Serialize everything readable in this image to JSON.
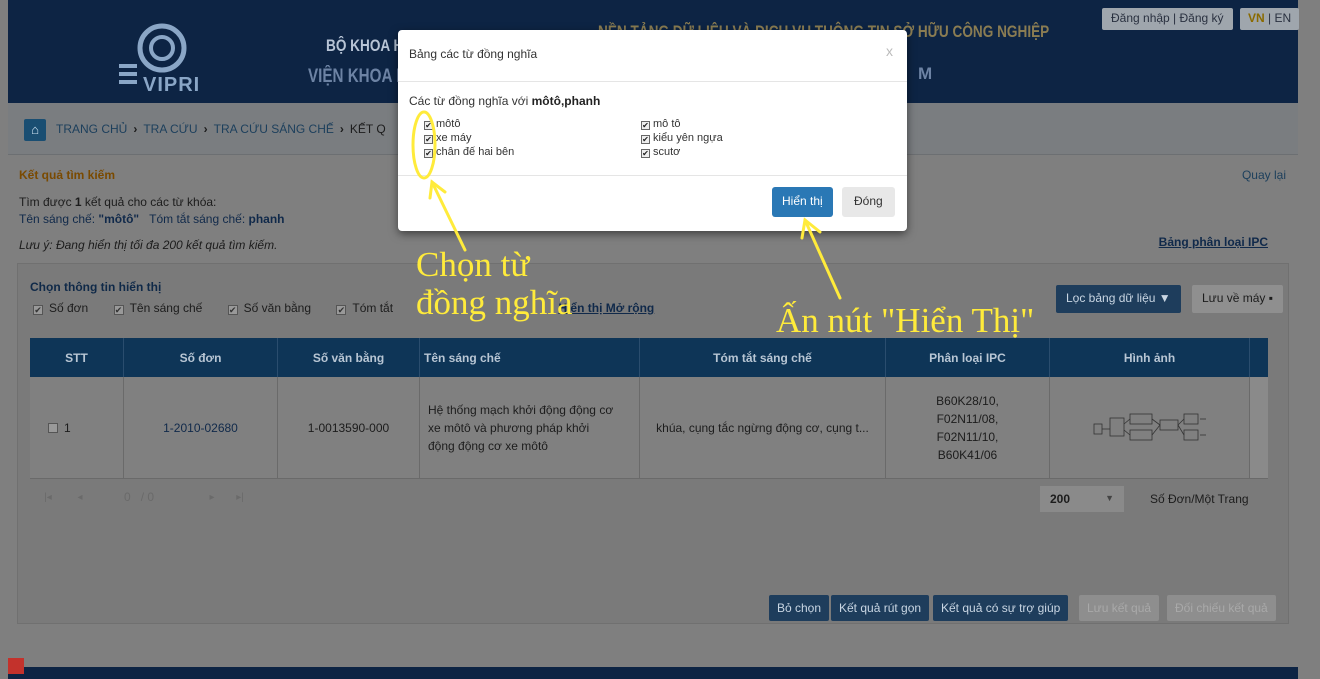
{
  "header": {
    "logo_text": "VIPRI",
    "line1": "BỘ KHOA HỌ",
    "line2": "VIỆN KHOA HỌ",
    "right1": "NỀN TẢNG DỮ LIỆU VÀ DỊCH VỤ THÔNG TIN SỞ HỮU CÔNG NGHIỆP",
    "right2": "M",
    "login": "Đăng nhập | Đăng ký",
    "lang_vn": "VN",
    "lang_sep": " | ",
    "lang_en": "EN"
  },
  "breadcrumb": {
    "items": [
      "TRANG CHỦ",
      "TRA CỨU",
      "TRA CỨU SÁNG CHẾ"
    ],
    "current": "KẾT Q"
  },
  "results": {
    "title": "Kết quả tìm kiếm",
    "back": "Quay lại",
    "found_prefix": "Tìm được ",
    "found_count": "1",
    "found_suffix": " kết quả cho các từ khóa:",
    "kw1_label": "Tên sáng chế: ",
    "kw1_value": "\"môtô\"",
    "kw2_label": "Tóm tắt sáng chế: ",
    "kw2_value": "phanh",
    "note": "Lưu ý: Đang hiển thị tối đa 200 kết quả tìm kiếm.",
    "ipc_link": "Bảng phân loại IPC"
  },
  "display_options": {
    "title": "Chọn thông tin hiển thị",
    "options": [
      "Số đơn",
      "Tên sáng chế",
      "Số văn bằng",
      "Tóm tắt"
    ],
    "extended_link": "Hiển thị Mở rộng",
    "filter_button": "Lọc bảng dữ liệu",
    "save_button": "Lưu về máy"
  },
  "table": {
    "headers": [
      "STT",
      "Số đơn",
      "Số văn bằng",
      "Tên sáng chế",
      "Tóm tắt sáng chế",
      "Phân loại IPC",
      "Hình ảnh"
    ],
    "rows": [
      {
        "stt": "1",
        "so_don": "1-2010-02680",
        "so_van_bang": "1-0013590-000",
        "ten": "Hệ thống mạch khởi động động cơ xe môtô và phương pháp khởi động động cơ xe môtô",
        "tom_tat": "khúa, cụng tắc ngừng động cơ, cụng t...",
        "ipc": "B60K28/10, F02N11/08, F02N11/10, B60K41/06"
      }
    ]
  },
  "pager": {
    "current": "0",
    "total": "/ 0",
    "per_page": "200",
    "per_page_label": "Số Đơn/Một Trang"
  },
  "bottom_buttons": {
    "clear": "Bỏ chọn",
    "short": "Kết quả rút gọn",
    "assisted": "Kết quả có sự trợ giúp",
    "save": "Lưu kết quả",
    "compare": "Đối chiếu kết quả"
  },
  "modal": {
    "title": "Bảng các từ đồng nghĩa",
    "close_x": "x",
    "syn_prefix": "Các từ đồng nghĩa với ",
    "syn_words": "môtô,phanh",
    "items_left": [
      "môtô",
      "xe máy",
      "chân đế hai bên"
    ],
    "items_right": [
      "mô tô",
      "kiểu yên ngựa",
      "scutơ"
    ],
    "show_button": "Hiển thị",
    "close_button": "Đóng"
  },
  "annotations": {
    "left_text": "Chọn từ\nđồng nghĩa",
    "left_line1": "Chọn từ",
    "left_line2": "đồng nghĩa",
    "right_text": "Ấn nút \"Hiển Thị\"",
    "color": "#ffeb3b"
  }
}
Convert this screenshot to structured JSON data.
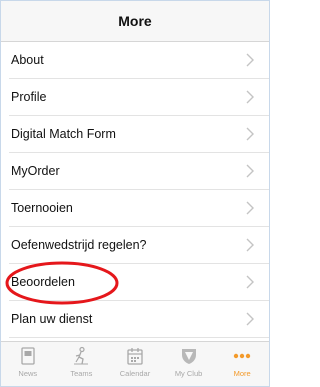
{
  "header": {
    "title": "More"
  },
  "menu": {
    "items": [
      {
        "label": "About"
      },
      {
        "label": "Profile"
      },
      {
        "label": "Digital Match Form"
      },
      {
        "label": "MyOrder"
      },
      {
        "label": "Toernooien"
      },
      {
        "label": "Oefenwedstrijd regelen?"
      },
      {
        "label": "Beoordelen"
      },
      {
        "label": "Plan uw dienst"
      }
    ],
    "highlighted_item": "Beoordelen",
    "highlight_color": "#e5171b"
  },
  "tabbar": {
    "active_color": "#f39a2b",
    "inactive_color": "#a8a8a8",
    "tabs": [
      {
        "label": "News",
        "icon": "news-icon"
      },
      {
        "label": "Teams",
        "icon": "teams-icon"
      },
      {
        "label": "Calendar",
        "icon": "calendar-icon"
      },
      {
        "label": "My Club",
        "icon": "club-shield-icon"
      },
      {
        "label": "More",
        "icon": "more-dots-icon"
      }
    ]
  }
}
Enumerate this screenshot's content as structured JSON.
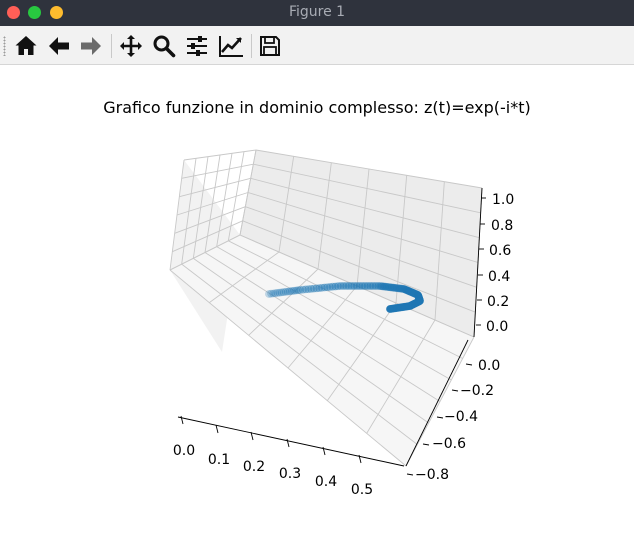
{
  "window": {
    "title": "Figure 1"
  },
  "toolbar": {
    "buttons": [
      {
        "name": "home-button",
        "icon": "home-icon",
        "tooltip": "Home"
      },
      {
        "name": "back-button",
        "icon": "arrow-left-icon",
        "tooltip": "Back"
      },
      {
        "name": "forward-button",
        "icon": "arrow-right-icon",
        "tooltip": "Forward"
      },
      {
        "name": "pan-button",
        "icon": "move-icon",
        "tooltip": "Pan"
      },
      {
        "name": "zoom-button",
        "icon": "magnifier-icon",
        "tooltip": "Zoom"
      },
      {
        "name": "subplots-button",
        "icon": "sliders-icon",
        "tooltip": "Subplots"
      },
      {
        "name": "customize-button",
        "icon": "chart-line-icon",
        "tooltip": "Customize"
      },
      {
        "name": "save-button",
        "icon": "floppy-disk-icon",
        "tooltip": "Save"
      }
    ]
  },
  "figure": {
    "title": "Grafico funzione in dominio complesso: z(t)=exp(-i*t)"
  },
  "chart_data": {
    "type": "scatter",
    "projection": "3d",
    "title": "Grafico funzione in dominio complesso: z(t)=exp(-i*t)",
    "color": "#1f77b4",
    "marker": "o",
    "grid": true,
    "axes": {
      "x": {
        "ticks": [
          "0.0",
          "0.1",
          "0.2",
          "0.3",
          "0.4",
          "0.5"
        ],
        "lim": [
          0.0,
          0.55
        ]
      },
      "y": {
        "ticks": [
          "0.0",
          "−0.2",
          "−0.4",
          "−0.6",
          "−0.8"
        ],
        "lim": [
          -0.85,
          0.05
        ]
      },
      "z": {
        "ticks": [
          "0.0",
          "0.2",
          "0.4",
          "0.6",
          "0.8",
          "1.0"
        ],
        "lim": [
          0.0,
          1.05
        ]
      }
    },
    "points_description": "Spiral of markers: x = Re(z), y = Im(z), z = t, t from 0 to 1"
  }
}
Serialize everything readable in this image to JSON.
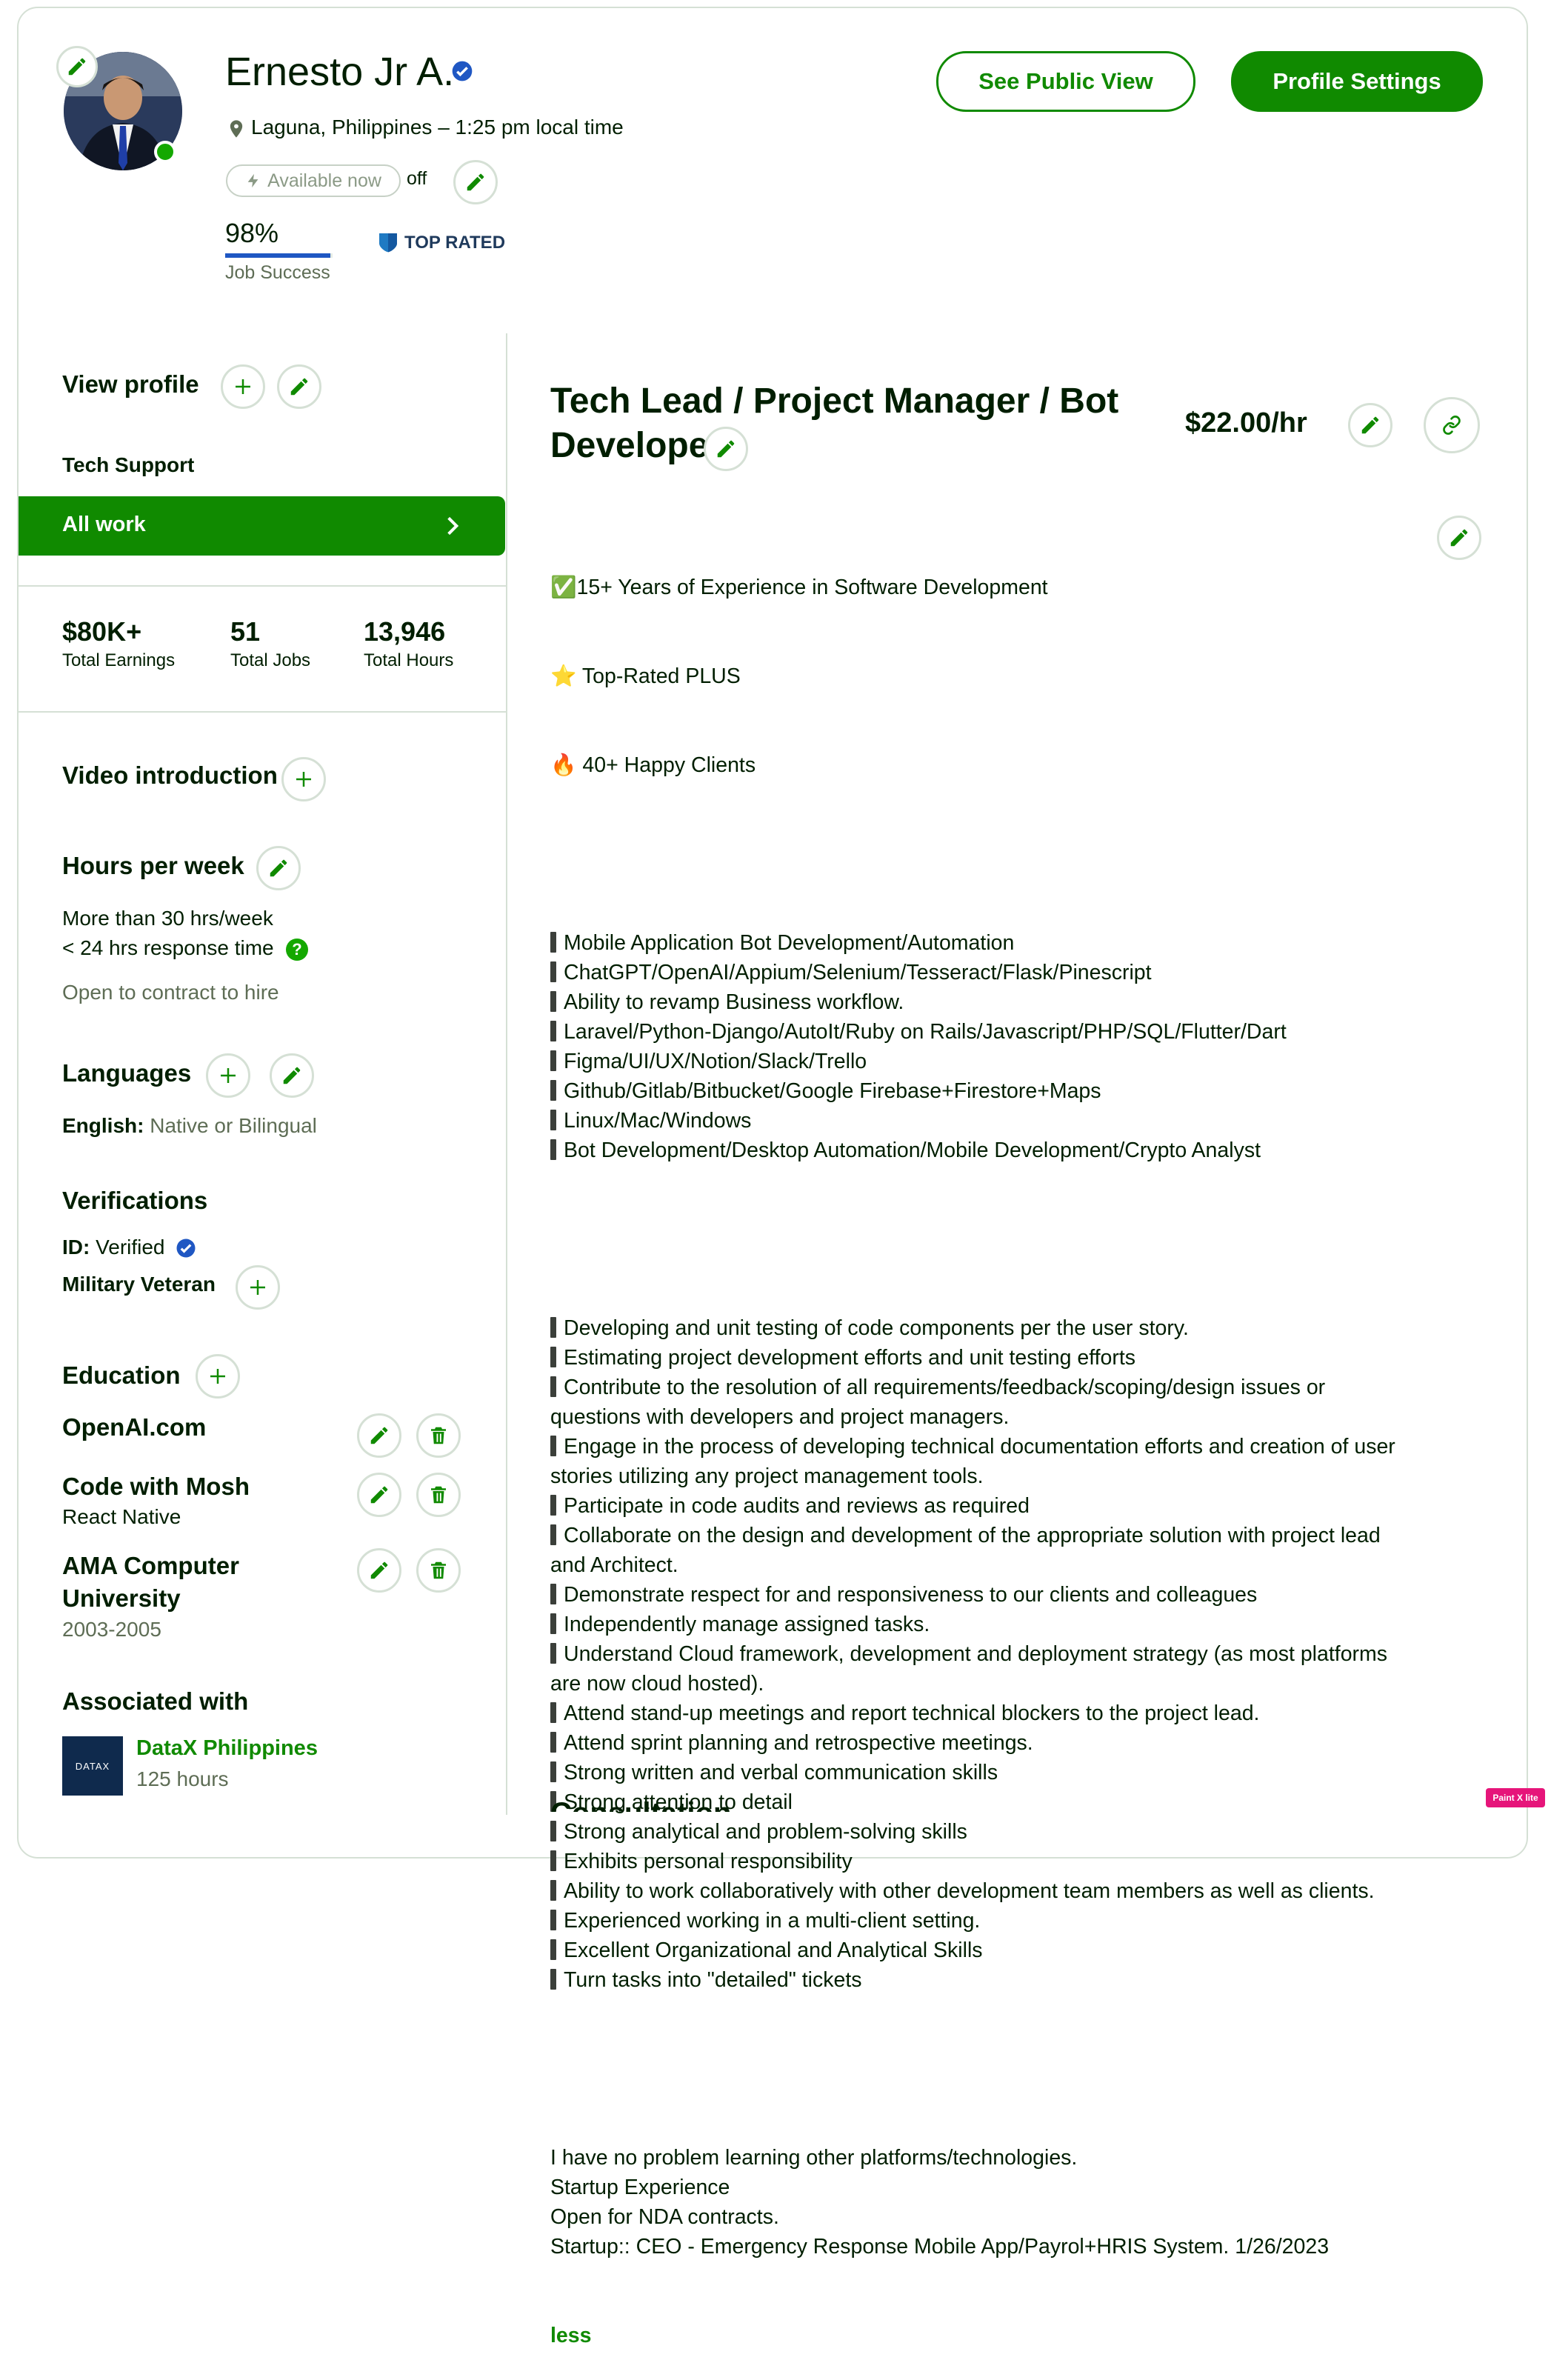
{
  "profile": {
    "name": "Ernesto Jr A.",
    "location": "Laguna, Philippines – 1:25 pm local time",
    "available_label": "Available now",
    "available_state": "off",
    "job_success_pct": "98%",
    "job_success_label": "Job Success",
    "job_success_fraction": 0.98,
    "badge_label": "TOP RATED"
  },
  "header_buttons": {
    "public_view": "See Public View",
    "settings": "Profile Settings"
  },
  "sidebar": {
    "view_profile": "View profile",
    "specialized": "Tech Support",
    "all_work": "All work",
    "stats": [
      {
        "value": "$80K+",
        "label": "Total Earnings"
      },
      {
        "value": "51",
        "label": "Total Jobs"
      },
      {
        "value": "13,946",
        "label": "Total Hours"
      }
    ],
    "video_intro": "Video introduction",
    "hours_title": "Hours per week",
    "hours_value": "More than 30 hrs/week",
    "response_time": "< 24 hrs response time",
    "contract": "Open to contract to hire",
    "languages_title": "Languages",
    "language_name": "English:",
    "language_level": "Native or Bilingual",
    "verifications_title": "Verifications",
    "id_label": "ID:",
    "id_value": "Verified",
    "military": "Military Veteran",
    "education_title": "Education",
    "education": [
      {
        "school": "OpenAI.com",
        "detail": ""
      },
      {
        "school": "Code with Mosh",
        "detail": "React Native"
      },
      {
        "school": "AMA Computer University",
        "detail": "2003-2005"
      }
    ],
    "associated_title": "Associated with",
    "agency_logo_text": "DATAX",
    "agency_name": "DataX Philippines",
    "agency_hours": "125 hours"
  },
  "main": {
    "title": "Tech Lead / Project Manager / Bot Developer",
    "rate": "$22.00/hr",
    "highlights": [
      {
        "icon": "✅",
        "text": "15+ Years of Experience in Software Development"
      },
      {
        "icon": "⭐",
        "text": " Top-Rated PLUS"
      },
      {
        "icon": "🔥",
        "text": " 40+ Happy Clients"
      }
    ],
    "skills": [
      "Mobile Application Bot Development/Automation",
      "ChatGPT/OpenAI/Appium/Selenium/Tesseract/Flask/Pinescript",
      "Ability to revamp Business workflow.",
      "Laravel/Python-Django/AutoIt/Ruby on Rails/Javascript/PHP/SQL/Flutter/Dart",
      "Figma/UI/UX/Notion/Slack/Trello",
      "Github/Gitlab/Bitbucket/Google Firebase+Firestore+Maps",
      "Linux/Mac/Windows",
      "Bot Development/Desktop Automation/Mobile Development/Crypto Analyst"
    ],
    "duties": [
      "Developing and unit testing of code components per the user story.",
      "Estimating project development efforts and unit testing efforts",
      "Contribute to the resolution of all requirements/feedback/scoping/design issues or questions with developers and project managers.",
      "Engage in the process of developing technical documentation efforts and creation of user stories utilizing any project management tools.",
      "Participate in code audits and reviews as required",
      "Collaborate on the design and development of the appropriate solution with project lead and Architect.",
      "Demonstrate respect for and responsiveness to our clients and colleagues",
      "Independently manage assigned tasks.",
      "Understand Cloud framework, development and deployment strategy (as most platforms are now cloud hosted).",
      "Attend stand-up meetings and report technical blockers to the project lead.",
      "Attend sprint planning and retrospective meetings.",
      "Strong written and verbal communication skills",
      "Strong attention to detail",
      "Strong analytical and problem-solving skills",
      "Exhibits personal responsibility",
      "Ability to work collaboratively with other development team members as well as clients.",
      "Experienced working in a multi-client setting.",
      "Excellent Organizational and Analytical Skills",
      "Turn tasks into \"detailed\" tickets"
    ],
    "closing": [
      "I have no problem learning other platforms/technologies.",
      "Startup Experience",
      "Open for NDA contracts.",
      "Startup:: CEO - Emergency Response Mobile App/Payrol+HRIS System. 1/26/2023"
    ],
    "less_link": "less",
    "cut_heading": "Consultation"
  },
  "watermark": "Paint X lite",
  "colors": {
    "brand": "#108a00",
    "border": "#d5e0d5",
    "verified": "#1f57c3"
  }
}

****************

Description of the task = Count the lines that hold the string "kiếm" and state that number alone.

Written answer = 2